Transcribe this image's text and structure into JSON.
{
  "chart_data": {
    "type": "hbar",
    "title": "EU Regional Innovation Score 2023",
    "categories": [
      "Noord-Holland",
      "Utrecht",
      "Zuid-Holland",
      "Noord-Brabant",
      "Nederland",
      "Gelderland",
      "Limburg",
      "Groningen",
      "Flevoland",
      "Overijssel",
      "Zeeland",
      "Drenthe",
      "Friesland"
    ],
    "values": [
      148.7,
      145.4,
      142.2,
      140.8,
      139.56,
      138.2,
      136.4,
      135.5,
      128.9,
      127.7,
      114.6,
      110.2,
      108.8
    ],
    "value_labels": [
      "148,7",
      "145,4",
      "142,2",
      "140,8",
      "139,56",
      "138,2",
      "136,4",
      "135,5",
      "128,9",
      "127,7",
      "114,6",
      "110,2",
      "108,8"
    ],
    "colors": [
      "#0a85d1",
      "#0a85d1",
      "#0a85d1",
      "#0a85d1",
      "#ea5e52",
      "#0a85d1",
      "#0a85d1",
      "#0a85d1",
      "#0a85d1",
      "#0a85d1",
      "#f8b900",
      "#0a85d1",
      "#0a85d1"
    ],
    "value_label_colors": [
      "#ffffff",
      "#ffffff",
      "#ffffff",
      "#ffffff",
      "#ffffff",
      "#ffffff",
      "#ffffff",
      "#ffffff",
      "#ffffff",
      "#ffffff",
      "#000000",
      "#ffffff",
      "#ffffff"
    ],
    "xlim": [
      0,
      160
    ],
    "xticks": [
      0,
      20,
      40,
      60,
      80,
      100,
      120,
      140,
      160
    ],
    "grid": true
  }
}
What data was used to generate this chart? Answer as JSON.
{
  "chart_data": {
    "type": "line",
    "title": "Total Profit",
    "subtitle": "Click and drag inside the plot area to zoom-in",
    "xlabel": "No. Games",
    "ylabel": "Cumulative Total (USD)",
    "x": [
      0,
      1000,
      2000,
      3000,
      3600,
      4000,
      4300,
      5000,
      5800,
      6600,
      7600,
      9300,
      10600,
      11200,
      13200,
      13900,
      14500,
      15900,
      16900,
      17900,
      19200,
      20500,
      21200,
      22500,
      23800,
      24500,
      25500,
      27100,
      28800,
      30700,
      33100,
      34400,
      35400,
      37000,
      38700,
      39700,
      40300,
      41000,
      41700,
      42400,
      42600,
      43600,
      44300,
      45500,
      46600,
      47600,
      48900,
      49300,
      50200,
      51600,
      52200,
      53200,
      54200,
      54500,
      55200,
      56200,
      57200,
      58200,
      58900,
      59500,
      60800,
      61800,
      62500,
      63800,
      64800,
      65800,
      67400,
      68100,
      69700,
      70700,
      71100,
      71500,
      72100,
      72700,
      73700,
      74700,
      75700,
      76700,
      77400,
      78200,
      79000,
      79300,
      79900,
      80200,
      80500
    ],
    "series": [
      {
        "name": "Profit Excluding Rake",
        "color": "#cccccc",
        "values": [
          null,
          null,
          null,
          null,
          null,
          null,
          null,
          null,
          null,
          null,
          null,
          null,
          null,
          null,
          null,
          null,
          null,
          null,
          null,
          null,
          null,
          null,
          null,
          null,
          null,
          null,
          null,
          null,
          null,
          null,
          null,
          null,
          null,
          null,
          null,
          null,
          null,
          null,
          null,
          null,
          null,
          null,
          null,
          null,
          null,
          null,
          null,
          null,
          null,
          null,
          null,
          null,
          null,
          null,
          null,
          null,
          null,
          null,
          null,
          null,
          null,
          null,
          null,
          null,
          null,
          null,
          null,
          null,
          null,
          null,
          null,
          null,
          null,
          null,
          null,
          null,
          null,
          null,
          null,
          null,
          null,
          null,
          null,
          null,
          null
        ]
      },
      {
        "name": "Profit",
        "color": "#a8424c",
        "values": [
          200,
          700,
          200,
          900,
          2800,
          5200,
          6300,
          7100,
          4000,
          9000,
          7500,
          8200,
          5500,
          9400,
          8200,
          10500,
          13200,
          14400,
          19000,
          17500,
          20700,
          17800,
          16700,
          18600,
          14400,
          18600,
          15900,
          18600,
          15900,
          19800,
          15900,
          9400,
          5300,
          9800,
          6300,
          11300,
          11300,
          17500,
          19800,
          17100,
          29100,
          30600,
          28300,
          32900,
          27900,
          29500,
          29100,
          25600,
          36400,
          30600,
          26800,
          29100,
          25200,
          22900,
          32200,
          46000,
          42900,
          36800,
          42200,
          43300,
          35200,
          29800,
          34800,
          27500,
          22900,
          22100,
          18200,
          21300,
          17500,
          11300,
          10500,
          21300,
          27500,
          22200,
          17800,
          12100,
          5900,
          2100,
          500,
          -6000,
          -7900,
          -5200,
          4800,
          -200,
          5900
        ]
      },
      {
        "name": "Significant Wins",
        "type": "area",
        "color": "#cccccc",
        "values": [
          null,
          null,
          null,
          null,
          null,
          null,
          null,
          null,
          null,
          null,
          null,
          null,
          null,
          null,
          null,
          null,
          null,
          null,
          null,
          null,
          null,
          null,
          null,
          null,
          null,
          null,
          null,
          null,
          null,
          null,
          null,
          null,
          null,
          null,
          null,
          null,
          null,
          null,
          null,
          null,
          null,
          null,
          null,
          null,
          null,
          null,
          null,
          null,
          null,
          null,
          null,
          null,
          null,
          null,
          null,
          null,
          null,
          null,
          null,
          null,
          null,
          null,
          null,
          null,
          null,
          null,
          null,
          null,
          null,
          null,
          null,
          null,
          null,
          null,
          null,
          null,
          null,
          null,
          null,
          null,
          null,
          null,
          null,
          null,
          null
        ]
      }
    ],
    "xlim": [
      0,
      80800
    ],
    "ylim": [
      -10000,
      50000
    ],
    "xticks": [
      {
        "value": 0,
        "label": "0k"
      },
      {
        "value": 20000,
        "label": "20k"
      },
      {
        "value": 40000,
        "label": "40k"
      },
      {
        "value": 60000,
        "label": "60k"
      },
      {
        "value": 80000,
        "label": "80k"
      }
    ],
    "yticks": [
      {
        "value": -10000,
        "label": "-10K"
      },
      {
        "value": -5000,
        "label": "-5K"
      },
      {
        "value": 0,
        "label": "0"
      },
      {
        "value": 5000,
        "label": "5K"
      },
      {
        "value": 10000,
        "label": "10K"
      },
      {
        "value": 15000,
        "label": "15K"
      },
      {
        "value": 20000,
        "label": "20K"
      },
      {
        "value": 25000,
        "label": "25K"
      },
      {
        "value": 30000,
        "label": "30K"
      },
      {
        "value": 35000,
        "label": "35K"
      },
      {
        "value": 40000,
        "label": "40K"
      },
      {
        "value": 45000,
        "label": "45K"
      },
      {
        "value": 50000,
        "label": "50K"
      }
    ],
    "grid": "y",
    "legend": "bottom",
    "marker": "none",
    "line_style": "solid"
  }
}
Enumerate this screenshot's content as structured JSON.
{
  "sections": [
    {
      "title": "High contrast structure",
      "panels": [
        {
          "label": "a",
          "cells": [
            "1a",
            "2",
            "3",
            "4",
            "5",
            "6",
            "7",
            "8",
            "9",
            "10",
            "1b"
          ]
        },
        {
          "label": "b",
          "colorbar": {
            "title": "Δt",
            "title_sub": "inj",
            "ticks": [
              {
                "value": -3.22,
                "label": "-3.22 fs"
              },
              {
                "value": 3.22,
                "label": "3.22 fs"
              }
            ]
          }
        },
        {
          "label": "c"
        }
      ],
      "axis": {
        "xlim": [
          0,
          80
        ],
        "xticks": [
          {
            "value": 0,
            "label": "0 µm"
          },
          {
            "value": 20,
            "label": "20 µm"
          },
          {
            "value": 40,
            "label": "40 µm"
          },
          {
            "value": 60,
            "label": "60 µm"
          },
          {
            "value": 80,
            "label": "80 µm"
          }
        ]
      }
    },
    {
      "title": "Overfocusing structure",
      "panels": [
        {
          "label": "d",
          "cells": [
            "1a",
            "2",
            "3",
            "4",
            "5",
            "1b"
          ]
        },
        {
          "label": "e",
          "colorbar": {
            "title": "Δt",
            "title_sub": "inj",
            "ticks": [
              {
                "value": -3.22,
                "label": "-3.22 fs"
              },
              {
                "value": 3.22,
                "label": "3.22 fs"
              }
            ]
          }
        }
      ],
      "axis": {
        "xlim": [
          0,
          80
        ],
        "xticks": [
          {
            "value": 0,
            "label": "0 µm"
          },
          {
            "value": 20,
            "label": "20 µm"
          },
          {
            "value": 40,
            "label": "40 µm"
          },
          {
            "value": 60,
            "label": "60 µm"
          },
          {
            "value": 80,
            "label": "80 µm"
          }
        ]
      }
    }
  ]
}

________________________

AIM
Determine the number of lines in the data that contain "JSON" as a word or string, and state only that number.

WRITTEN RESPONSE
3